── Exercise data ──
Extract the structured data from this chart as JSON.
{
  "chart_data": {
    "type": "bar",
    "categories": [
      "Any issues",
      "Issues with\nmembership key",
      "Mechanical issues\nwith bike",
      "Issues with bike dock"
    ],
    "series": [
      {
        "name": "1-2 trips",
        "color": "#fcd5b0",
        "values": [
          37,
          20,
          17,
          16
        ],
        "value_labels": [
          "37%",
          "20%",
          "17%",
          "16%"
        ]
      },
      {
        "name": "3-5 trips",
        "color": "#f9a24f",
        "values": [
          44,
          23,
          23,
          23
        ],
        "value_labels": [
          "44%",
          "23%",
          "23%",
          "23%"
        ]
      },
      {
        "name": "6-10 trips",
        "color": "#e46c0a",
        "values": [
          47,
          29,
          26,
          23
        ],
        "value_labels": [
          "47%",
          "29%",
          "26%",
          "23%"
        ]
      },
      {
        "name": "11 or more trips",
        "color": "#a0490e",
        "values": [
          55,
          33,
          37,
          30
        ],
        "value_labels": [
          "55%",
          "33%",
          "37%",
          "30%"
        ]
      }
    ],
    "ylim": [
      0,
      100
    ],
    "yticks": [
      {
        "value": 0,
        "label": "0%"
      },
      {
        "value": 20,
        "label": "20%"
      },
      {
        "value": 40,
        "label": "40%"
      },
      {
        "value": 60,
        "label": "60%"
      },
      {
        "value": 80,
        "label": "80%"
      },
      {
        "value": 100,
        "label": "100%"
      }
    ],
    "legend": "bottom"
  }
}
───
> Goal
Copy all the entries verbatim.

> Written response
Extract the structured data from this chart as JSON.
{
  "chart_data": {
    "type": "bar",
    "categories": [
      "Any issues",
      "Issues with\nmembership key",
      "Mechanical issues\nwith bike",
      "Issues with bike dock"
    ],
    "series": [
      {
        "name": "1-2 trips",
        "color": "#fcd5b0",
        "values": [
          37,
          20,
          17,
          16
        ],
        "value_labels": [
          "37%",
          "20%",
          "17%",
          "16%"
        ]
      },
      {
        "name": "3-5 trips",
        "color": "#f9a24f",
        "values": [
          44,
          23,
          23,
          23
        ],
        "value_labels": [
          "44%",
          "23%",
          "23%",
          "23%"
        ]
      },
      {
        "name": "6-10 trips",
        "color": "#e46c0a",
        "values": [
          47,
          29,
          26,
          23
        ],
        "value_labels": [
          "47%",
          "29%",
          "26%",
          "23%"
        ]
      },
      {
        "name": "11 or more trips",
        "color": "#a0490e",
        "values": [
          55,
          33,
          37,
          30
        ],
        "value_labels": [
          "55%",
          "33%",
          "37%",
          "30%"
        ]
      }
    ],
    "ylim": [
      0,
      100
    ],
    "yticks": [
      {
        "value": 0,
        "label": "0%"
      },
      {
        "value": 20,
        "label": "20%"
      },
      {
        "value": 40,
        "label": "40%"
      },
      {
        "value": 60,
        "label": "60%"
      },
      {
        "value": 80,
        "label": "80%"
      },
      {
        "value": 100,
        "label": "100%"
      }
    ],
    "legend": "bottom"
  }
}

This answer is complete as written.